▶ **Short exercise**
Copy every one of the following rows without any changes.

▶ **Extracted entries**

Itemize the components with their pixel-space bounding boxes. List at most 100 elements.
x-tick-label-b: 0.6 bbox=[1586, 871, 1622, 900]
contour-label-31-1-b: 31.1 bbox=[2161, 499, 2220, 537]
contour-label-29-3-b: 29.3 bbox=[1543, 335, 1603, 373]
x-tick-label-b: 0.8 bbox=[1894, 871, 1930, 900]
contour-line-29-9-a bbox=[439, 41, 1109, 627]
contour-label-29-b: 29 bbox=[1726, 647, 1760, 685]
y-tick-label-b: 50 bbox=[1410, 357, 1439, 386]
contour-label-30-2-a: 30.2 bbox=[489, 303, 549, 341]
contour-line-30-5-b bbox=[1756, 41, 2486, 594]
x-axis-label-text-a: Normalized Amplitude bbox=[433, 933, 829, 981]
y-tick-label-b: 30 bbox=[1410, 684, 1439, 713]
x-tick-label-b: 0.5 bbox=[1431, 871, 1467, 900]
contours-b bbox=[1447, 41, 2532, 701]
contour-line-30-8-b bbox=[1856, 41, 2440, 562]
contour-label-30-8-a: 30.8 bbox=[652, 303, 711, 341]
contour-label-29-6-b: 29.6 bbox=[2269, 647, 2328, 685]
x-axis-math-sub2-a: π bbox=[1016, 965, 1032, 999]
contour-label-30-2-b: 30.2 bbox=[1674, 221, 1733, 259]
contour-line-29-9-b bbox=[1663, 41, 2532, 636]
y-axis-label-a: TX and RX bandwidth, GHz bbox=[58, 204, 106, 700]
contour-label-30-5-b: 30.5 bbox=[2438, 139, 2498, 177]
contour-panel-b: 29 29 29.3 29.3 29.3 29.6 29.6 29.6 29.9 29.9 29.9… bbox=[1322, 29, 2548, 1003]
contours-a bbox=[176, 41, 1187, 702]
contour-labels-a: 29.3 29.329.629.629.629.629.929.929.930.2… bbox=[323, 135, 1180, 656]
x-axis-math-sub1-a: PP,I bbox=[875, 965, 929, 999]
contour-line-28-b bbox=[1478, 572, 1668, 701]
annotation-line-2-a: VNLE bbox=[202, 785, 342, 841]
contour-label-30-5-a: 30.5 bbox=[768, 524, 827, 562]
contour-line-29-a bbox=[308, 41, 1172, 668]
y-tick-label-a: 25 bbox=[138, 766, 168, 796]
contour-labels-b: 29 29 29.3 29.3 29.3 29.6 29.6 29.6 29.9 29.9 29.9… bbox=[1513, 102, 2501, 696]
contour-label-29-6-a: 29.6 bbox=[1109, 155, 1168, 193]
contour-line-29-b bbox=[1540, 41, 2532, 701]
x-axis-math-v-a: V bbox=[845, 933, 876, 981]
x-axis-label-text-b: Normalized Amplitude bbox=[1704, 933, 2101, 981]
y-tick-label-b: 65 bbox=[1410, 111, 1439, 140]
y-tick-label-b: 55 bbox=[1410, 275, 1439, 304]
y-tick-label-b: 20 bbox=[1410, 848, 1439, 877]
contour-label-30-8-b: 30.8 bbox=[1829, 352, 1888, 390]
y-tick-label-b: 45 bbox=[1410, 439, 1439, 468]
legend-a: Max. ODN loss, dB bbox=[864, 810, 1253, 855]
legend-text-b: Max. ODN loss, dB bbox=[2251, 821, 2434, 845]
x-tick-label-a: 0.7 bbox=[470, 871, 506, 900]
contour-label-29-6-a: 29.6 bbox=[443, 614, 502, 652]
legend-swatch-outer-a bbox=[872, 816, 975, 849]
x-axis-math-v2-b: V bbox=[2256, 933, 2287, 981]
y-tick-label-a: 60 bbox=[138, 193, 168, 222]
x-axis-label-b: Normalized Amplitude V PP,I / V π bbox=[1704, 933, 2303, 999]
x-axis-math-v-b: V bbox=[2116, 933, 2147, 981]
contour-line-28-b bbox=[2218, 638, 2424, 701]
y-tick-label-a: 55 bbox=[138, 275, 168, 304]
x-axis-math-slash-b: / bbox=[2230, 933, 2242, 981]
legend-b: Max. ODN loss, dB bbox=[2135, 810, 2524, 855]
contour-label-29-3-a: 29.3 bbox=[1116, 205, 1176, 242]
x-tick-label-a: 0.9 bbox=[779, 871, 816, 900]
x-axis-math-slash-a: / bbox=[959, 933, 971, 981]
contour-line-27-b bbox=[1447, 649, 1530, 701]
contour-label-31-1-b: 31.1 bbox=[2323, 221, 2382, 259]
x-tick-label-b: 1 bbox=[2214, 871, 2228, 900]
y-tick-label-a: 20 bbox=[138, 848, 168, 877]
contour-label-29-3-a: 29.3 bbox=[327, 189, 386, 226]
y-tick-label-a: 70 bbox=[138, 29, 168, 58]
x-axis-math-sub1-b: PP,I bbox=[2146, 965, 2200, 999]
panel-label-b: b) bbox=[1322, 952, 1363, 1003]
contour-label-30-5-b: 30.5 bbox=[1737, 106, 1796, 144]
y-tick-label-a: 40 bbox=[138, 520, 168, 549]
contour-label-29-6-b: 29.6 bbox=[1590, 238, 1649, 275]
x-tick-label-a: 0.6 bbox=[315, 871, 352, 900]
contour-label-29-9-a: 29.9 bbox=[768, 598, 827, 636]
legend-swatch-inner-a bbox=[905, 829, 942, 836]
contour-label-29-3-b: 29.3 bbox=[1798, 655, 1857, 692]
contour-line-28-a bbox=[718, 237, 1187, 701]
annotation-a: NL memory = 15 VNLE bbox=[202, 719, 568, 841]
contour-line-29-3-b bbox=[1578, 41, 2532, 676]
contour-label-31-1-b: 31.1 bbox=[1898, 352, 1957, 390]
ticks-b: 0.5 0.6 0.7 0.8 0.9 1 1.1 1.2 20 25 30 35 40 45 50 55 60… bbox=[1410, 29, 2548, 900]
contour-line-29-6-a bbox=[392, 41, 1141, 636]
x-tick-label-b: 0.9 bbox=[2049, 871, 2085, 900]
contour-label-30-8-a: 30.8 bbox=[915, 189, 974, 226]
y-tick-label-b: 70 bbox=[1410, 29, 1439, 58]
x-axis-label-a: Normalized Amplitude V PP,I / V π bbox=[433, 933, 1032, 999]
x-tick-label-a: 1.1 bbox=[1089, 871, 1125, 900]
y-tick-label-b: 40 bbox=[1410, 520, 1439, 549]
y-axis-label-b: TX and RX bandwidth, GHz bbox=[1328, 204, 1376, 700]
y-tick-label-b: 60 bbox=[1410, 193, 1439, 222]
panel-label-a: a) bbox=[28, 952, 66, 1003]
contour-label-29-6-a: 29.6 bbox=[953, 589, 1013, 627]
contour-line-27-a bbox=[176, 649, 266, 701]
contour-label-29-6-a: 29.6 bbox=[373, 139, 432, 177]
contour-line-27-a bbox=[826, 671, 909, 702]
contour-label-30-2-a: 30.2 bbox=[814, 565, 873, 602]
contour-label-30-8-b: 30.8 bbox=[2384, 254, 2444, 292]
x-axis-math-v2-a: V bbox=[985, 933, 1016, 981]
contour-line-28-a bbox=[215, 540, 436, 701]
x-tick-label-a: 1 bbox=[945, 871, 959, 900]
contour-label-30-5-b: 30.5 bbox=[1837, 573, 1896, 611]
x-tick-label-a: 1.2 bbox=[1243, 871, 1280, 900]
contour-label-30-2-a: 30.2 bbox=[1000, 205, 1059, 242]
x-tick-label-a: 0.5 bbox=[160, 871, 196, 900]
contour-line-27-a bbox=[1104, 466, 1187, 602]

▶ **Solution to this exercise**
Itemize the components with their pixel-space bounding boxes. List at most 100 elements.
x-tick-label-b: 0.6 bbox=[1586, 871, 1622, 900]
contour-label-31-1-b: 31.1 bbox=[2161, 499, 2220, 537]
contour-label-29-3-b: 29.3 bbox=[1543, 335, 1603, 373]
x-tick-label-b: 0.8 bbox=[1894, 871, 1930, 900]
contour-line-29-9-a bbox=[439, 41, 1109, 627]
contour-label-29-b: 29 bbox=[1726, 647, 1760, 685]
y-tick-label-b: 50 bbox=[1410, 357, 1439, 386]
contour-label-30-2-a: 30.2 bbox=[489, 303, 549, 341]
contour-line-30-5-b bbox=[1756, 41, 2486, 594]
x-axis-label-text-a: Normalized Amplitude bbox=[433, 933, 829, 981]
y-tick-label-b: 30 bbox=[1410, 684, 1439, 713]
x-tick-label-b: 0.5 bbox=[1431, 871, 1467, 900]
contours-b bbox=[1447, 41, 2532, 701]
contour-line-30-8-b bbox=[1856, 41, 2440, 562]
contour-label-30-8-a: 30.8 bbox=[652, 303, 711, 341]
contour-label-29-6-b: 29.6 bbox=[2269, 647, 2328, 685]
x-axis-math-sub2-a: π bbox=[1016, 965, 1032, 999]
contour-label-30-2-b: 30.2 bbox=[1674, 221, 1733, 259]
contour-line-29-9-b bbox=[1663, 41, 2532, 636]
y-axis-label-a: TX and RX bandwidth, GHz bbox=[58, 204, 106, 700]
contour-label-30-5-b: 30.5 bbox=[2438, 139, 2498, 177]
contour-panel-b: 29 29 29.3 29.3 29.3 29.6 29.6 29.6 29.9 29.9 29.9… bbox=[1322, 29, 2548, 1003]
contours-a bbox=[176, 41, 1187, 702]
contour-labels-a: 29.3 29.329.629.629.629.629.929.929.930.2… bbox=[323, 135, 1180, 656]
x-axis-math-sub1-a: PP,I bbox=[875, 965, 929, 999]
contour-line-28-b bbox=[1478, 572, 1668, 701]
annotation-line-2-a: VNLE bbox=[202, 785, 342, 841]
contour-label-30-5-a: 30.5 bbox=[768, 524, 827, 562]
contour-line-29-a bbox=[308, 41, 1172, 668]
y-tick-label-a: 25 bbox=[138, 766, 168, 796]
contour-labels-b: 29 29 29.3 29.3 29.3 29.6 29.6 29.6 29.9 29.9 29.9… bbox=[1513, 102, 2501, 696]
contour-label-29-6-a: 29.6 bbox=[1109, 155, 1168, 193]
contour-line-29-b bbox=[1540, 41, 2532, 701]
x-axis-math-v-a: V bbox=[845, 933, 876, 981]
x-axis-label-text-b: Normalized Amplitude bbox=[1704, 933, 2101, 981]
y-tick-label-b: 65 bbox=[1410, 111, 1439, 140]
y-tick-label-b: 55 bbox=[1410, 275, 1439, 304]
y-tick-label-b: 20 bbox=[1410, 848, 1439, 877]
contour-label-30-8-b: 30.8 bbox=[1829, 352, 1888, 390]
y-tick-label-b: 45 bbox=[1410, 439, 1439, 468]
legend-a: Max. ODN loss, dB bbox=[864, 810, 1253, 855]
legend-text-b: Max. ODN loss, dB bbox=[2251, 821, 2434, 845]
x-tick-label-a: 0.7 bbox=[470, 871, 506, 900]
contour-label-29-6-a: 29.6 bbox=[443, 614, 502, 652]
legend-swatch-outer-a bbox=[872, 816, 975, 849]
x-axis-math-v2-b: V bbox=[2256, 933, 2287, 981]
y-tick-label-a: 60 bbox=[138, 193, 168, 222]
x-axis-label-b: Normalized Amplitude V PP,I / V π bbox=[1704, 933, 2303, 999]
x-axis-math-v-b: V bbox=[2116, 933, 2147, 981]
contour-line-28-b bbox=[2218, 638, 2424, 701]
y-tick-label-a: 55 bbox=[138, 275, 168, 304]
x-axis-math-slash-b: / bbox=[2230, 933, 2242, 981]
legend-b: Max. ODN loss, dB bbox=[2135, 810, 2524, 855]
contour-label-29-3-a: 29.3 bbox=[1116, 205, 1176, 242]
x-tick-label-a: 0.9 bbox=[779, 871, 816, 900]
x-axis-math-slash-a: / bbox=[959, 933, 971, 981]
contour-line-27-b bbox=[1447, 649, 1530, 701]
contour-label-31-1-b: 31.1 bbox=[2323, 221, 2382, 259]
x-tick-label-b: 1 bbox=[2214, 871, 2228, 900]
y-tick-label-a: 20 bbox=[138, 848, 168, 877]
contour-label-29-3-a: 29.3 bbox=[327, 189, 386, 226]
y-tick-label-a: 70 bbox=[138, 29, 168, 58]
x-axis-math-sub1-b: PP,I bbox=[2146, 965, 2200, 999]
panel-label-b: b) bbox=[1322, 952, 1363, 1003]
contour-label-30-5-b: 30.5 bbox=[1737, 106, 1796, 144]
y-tick-label-a: 40 bbox=[138, 520, 168, 549]
contour-label-29-6-b: 29.6 bbox=[1590, 238, 1649, 275]
x-tick-label-a: 0.6 bbox=[315, 871, 352, 900]
contour-label-29-9-a: 29.9 bbox=[768, 598, 827, 636]
legend-swatch-inner-a bbox=[905, 829, 942, 836]
contour-label-29-3-b: 29.3 bbox=[1798, 655, 1857, 692]
contour-line-28-a bbox=[718, 237, 1187, 701]
annotation-a: NL memory = 15 VNLE bbox=[202, 719, 568, 841]
contour-line-29-3-b bbox=[1578, 41, 2532, 676]
contour-label-31-1-b: 31.1 bbox=[1898, 352, 1957, 390]
ticks-b: 0.5 0.6 0.7 0.8 0.9 1 1.1 1.2 20 25 30 35 40 45 50 55 60… bbox=[1410, 29, 2548, 900]
contour-line-29-6-a bbox=[392, 41, 1141, 636]
x-tick-label-b: 0.9 bbox=[2049, 871, 2085, 900]
contour-label-30-8-a: 30.8 bbox=[915, 189, 974, 226]
y-tick-label-b: 70 bbox=[1410, 29, 1439, 58]
x-axis-label-a: Normalized Amplitude V PP,I / V π bbox=[433, 933, 1032, 999]
x-tick-label-a: 1.1 bbox=[1089, 871, 1125, 900]
y-tick-label-b: 40 bbox=[1410, 520, 1439, 549]
y-axis-label-b: TX and RX bandwidth, GHz bbox=[1328, 204, 1376, 700]
y-tick-label-b: 60 bbox=[1410, 193, 1439, 222]
panel-label-a: a) bbox=[28, 952, 66, 1003]
contour-label-29-6-a: 29.6 bbox=[953, 589, 1013, 627]
contour-line-27-a bbox=[176, 649, 266, 701]
contour-label-29-6-a: 29.6 bbox=[373, 139, 432, 177]
contour-line-27-a bbox=[826, 671, 909, 702]
contour-label-30-2-a: 30.2 bbox=[814, 565, 873, 602]
contour-label-30-8-b: 30.8 bbox=[2384, 254, 2444, 292]
x-axis-math-v2-a: V bbox=[985, 933, 1016, 981]
contour-line-28-a bbox=[215, 540, 436, 701]
x-tick-label-a: 1 bbox=[945, 871, 959, 900]
contour-label-30-5-b: 30.5 bbox=[1837, 573, 1896, 611]
x-tick-label-a: 1.2 bbox=[1243, 871, 1280, 900]
contour-label-30-2-a: 30.2 bbox=[1000, 205, 1059, 242]
x-tick-label-a: 0.5 bbox=[160, 871, 196, 900]
contour-line-27-a bbox=[1104, 466, 1187, 602]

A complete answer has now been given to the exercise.